*Exercise task*
Give the listing again character for character, but drop the images.

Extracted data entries
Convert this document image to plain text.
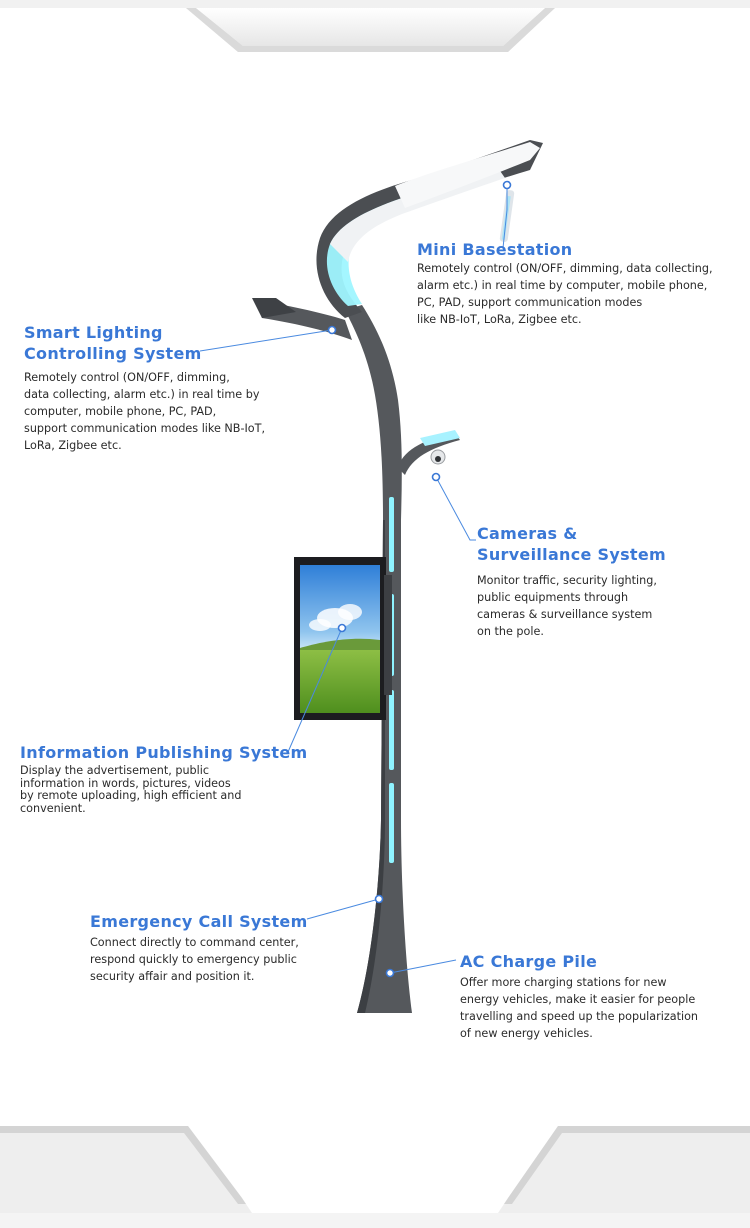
Mini Basestation
Remotely control (ON/OFF, dimming, data collecting,
alarm etc.) in real time by computer, mobile phone,
PC, PAD, support communication modes
like NB-IoT, LoRa, Zigbee etc.
Smart Lighting
Controlling System
Remotely control (ON/OFF, dimming,
data collecting, alarm etc.) in real time by
computer, mobile phone, PC, PAD,
support communication modes like NB-IoT,
LoRa, Zigbee etc.
Cameras &
Surveillance System
Monitor traffic, security lighting,
public equipments through
cameras & surveillance system
on the pole.
Information Publishing System
Display the advertisement, public
information in words, pictures, videos
by remote uploading, high efficient and
convenient.
Emergency Call System
Connect directly to command center,
respond quickly to emergency public
security affair and position it.
AC Charge Pile
Offer more charging stations for new
energy vehicles, make it easier for people
travelling and speed up the popularization
of new energy vehicles.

*Answer to the exercise*
Convert this document image to plain text.
Mini Basestation
Remotely control (ON/OFF, dimming, data collecting,
alarm etc.) in real time by computer, mobile phone,
PC, PAD, support communication modes
like NB-IoT, LoRa, Zigbee etc.
Smart Lighting
Controlling System
Remotely control (ON/OFF, dimming,
data collecting, alarm etc.) in real time by
computer, mobile phone, PC, PAD,
support communication modes like NB-IoT,
LoRa, Zigbee etc.
Cameras &
Surveillance System
Monitor traffic, security lighting,
public equipments through
cameras & surveillance system
on the pole.
Information Publishing System
Display the advertisement, public
information in words, pictures, videos
by remote uploading, high efficient and
convenient.
Emergency Call System
Connect directly to command center,
respond quickly to emergency public
security affair and position it.
AC Charge Pile
Offer more charging stations for new
energy vehicles, make it easier for people
travelling and speed up the popularization
of new energy vehicles.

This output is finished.